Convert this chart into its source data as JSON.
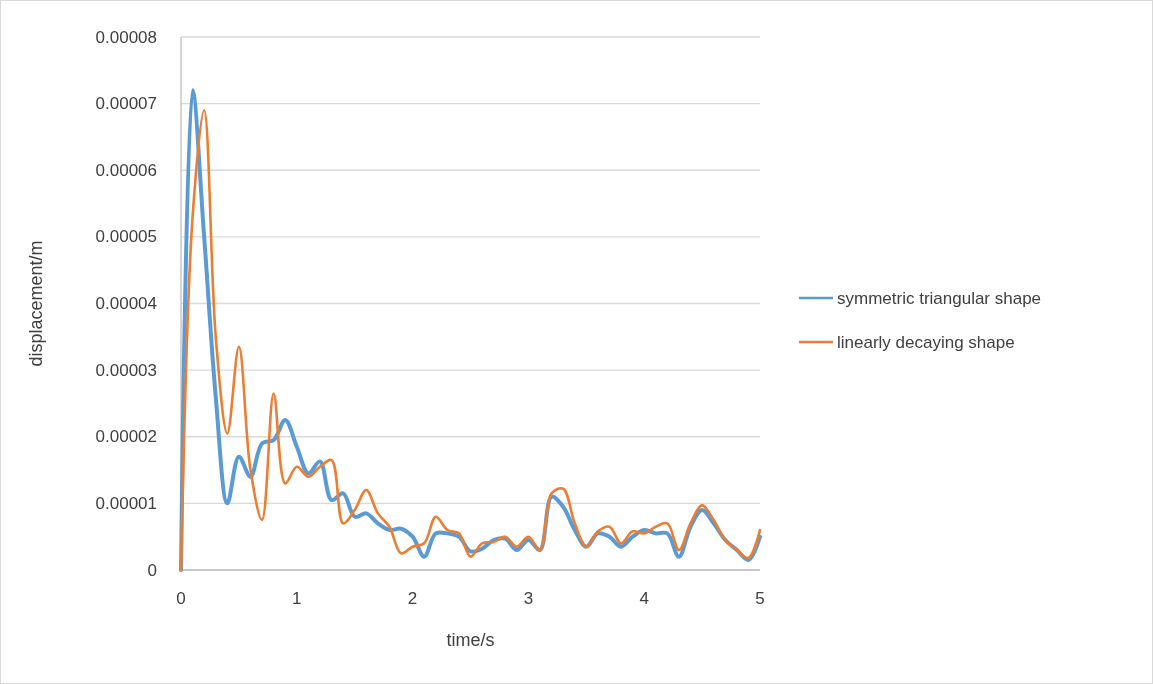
{
  "chart_data": {
    "type": "line",
    "xlabel": "time/s",
    "ylabel": "displacement/m",
    "x": [
      0,
      0.1,
      0.2,
      0.3,
      0.4,
      0.5,
      0.6,
      0.7,
      0.8,
      0.9,
      1,
      1.1,
      1.2,
      1.3,
      1.4,
      1.5,
      1.6,
      1.7,
      1.8,
      1.9,
      2,
      2.1,
      2.2,
      2.3,
      2.4,
      2.5,
      2.6,
      2.7,
      2.8,
      2.9,
      3,
      3.1,
      3.2,
      3.3,
      3.4,
      3.5,
      3.6,
      3.7,
      3.8,
      3.9,
      4,
      4.1,
      4.2,
      4.3,
      4.4,
      4.5,
      4.6,
      4.7,
      4.8,
      4.9,
      5
    ],
    "series": [
      {
        "name": "symmetric triangular shape",
        "color": "#5b9bd5",
        "values": [
          0,
          7.2e-05,
          5e-05,
          2.6e-05,
          1e-05,
          1.7e-05,
          1.4e-05,
          1.9e-05,
          1.95e-05,
          2.25e-05,
          1.85e-05,
          1.45e-05,
          1.63e-05,
          1.05e-05,
          1.15e-05,
          8e-06,
          8.5e-06,
          7e-06,
          6e-06,
          6.2e-06,
          5e-06,
          2e-06,
          5.5e-06,
          5.5e-06,
          5e-06,
          2.8e-06,
          3.2e-06,
          4.5e-06,
          4.7e-06,
          3e-06,
          4.5e-06,
          3e-06,
          1.1e-05,
          9.5e-06,
          6e-06,
          3.5e-06,
          5.5e-06,
          5e-06,
          3.5e-06,
          5e-06,
          6e-06,
          5.5e-06,
          5.5e-06,
          2e-06,
          6.5e-06,
          9e-06,
          7e-06,
          4.5e-06,
          3e-06,
          1.5e-06,
          5e-06
        ]
      },
      {
        "name": "linearly decaying shape",
        "color": "#ed7d31",
        "values": [
          0,
          5.3e-05,
          6.9e-05,
          3.5e-05,
          2.05e-05,
          3.35e-05,
          1.5e-05,
          7.5e-06,
          2.65e-05,
          1.3e-05,
          1.55e-05,
          1.4e-05,
          1.55e-05,
          1.65e-05,
          7e-06,
          9e-06,
          1.2e-05,
          8.5e-06,
          6.5e-06,
          2.5e-06,
          3.5e-06,
          4e-06,
          8e-06,
          6e-06,
          5.5e-06,
          2e-06,
          4e-06,
          4.2e-06,
          5e-06,
          3.5e-06,
          5e-06,
          3e-06,
          1.15e-05,
          1.22e-05,
          7e-06,
          3.5e-06,
          5.8e-06,
          6.5e-06,
          4e-06,
          5.8e-06,
          5.5e-06,
          6.5e-06,
          7e-06,
          3e-06,
          7e-06,
          9.7e-06,
          7.5e-06,
          4.5e-06,
          3e-06,
          1.8e-06,
          6e-06
        ]
      }
    ],
    "xlim": [
      0,
      5
    ],
    "xticks": [
      0,
      1,
      2,
      3,
      4,
      5
    ],
    "ylim": [
      0,
      8e-05
    ],
    "yticks": [
      0,
      {
        "value": 1e-05,
        "label": "0.00001"
      },
      {
        "value": 2e-05,
        "label": "0.00002"
      },
      {
        "value": 3e-05,
        "label": "0.00003"
      },
      {
        "value": 4e-05,
        "label": "0.00004"
      },
      {
        "value": 5e-05,
        "label": "0.00005"
      },
      {
        "value": 6e-05,
        "label": "0.00006"
      },
      {
        "value": 7e-05,
        "label": "0.00007"
      },
      {
        "value": 8e-05,
        "label": "0.00008"
      }
    ],
    "grid": "y",
    "legend": "right",
    "marker": "none",
    "line_style": "solid"
  }
}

Task details
Leave every image out, and retype the material exactly.

Solution for this problem
Convert this chart into its source data as JSON.
{
  "chart_data": {
    "type": "line",
    "xlabel": "time/s",
    "ylabel": "displacement/m",
    "x": [
      0,
      0.1,
      0.2,
      0.3,
      0.4,
      0.5,
      0.6,
      0.7,
      0.8,
      0.9,
      1,
      1.1,
      1.2,
      1.3,
      1.4,
      1.5,
      1.6,
      1.7,
      1.8,
      1.9,
      2,
      2.1,
      2.2,
      2.3,
      2.4,
      2.5,
      2.6,
      2.7,
      2.8,
      2.9,
      3,
      3.1,
      3.2,
      3.3,
      3.4,
      3.5,
      3.6,
      3.7,
      3.8,
      3.9,
      4,
      4.1,
      4.2,
      4.3,
      4.4,
      4.5,
      4.6,
      4.7,
      4.8,
      4.9,
      5
    ],
    "series": [
      {
        "name": "symmetric triangular shape",
        "color": "#5b9bd5",
        "values": [
          0,
          7.2e-05,
          5e-05,
          2.6e-05,
          1e-05,
          1.7e-05,
          1.4e-05,
          1.9e-05,
          1.95e-05,
          2.25e-05,
          1.85e-05,
          1.45e-05,
          1.63e-05,
          1.05e-05,
          1.15e-05,
          8e-06,
          8.5e-06,
          7e-06,
          6e-06,
          6.2e-06,
          5e-06,
          2e-06,
          5.5e-06,
          5.5e-06,
          5e-06,
          2.8e-06,
          3.2e-06,
          4.5e-06,
          4.7e-06,
          3e-06,
          4.5e-06,
          3e-06,
          1.1e-05,
          9.5e-06,
          6e-06,
          3.5e-06,
          5.5e-06,
          5e-06,
          3.5e-06,
          5e-06,
          6e-06,
          5.5e-06,
          5.5e-06,
          2e-06,
          6.5e-06,
          9e-06,
          7e-06,
          4.5e-06,
          3e-06,
          1.5e-06,
          5e-06
        ]
      },
      {
        "name": "linearly decaying shape",
        "color": "#ed7d31",
        "values": [
          0,
          5.3e-05,
          6.9e-05,
          3.5e-05,
          2.05e-05,
          3.35e-05,
          1.5e-05,
          7.5e-06,
          2.65e-05,
          1.3e-05,
          1.55e-05,
          1.4e-05,
          1.55e-05,
          1.65e-05,
          7e-06,
          9e-06,
          1.2e-05,
          8.5e-06,
          6.5e-06,
          2.5e-06,
          3.5e-06,
          4e-06,
          8e-06,
          6e-06,
          5.5e-06,
          2e-06,
          4e-06,
          4.2e-06,
          5e-06,
          3.5e-06,
          5e-06,
          3e-06,
          1.15e-05,
          1.22e-05,
          7e-06,
          3.5e-06,
          5.8e-06,
          6.5e-06,
          4e-06,
          5.8e-06,
          5.5e-06,
          6.5e-06,
          7e-06,
          3e-06,
          7e-06,
          9.7e-06,
          7.5e-06,
          4.5e-06,
          3e-06,
          1.8e-06,
          6e-06
        ]
      }
    ],
    "xlim": [
      0,
      5
    ],
    "xticks": [
      0,
      1,
      2,
      3,
      4,
      5
    ],
    "ylim": [
      0,
      8e-05
    ],
    "yticks": [
      0,
      {
        "value": 1e-05,
        "label": "0.00001"
      },
      {
        "value": 2e-05,
        "label": "0.00002"
      },
      {
        "value": 3e-05,
        "label": "0.00003"
      },
      {
        "value": 4e-05,
        "label": "0.00004"
      },
      {
        "value": 5e-05,
        "label": "0.00005"
      },
      {
        "value": 6e-05,
        "label": "0.00006"
      },
      {
        "value": 7e-05,
        "label": "0.00007"
      },
      {
        "value": 8e-05,
        "label": "0.00008"
      }
    ],
    "grid": "y",
    "legend": "right",
    "marker": "none",
    "line_style": "solid"
  }
}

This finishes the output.